━━ Recorded information ━━
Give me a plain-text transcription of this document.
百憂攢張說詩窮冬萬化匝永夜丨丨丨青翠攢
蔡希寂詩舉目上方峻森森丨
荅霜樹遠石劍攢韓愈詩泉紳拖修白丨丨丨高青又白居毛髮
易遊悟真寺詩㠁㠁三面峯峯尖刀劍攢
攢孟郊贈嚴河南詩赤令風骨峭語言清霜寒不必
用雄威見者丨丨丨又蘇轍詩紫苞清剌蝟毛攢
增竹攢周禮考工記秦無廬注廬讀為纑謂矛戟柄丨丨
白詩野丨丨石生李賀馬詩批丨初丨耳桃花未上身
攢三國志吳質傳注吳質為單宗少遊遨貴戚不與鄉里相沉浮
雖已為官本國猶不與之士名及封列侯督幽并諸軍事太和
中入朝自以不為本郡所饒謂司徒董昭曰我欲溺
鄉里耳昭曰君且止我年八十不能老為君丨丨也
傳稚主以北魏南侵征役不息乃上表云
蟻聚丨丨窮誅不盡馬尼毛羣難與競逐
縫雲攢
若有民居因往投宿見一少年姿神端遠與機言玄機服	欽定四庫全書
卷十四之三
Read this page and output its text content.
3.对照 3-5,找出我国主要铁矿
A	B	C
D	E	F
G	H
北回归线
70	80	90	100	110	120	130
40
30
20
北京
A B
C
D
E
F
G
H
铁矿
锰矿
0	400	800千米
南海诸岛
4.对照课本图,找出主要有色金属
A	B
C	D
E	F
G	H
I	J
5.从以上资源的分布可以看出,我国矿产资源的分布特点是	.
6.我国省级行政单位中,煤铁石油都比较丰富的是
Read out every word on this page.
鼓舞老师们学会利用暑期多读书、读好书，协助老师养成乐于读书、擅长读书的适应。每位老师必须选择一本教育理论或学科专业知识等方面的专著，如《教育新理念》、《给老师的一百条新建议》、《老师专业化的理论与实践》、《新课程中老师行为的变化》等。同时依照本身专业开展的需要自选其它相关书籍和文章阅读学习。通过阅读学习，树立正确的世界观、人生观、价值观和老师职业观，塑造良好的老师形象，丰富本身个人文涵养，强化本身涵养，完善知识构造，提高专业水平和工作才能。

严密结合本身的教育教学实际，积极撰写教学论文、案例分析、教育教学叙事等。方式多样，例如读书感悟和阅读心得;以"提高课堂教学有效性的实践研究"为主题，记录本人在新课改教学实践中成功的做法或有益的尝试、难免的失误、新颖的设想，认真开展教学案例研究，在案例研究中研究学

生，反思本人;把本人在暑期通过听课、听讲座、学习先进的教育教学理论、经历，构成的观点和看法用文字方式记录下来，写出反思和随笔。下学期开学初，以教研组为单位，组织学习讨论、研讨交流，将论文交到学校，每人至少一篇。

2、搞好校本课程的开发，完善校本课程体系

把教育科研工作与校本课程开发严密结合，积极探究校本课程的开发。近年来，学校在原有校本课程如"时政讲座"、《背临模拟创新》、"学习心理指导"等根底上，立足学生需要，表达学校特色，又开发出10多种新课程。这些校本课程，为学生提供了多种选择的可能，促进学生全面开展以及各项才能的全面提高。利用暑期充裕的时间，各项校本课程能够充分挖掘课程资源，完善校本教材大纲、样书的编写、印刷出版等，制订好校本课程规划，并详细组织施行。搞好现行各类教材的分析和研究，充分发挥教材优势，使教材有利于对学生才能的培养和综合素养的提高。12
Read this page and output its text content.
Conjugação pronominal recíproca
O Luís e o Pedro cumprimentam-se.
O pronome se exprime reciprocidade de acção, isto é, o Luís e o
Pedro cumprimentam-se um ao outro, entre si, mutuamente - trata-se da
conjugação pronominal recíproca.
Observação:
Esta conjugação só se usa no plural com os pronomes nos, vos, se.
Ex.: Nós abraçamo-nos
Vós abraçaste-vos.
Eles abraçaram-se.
━━━
**Task requirements:** Pull every line containing "Luís" out of the records.

**Exercise output:**
O Luís e o Pedro cumprimentam-se.
O pronome se exprime reciprocidade de acção, isto é, o Luís e o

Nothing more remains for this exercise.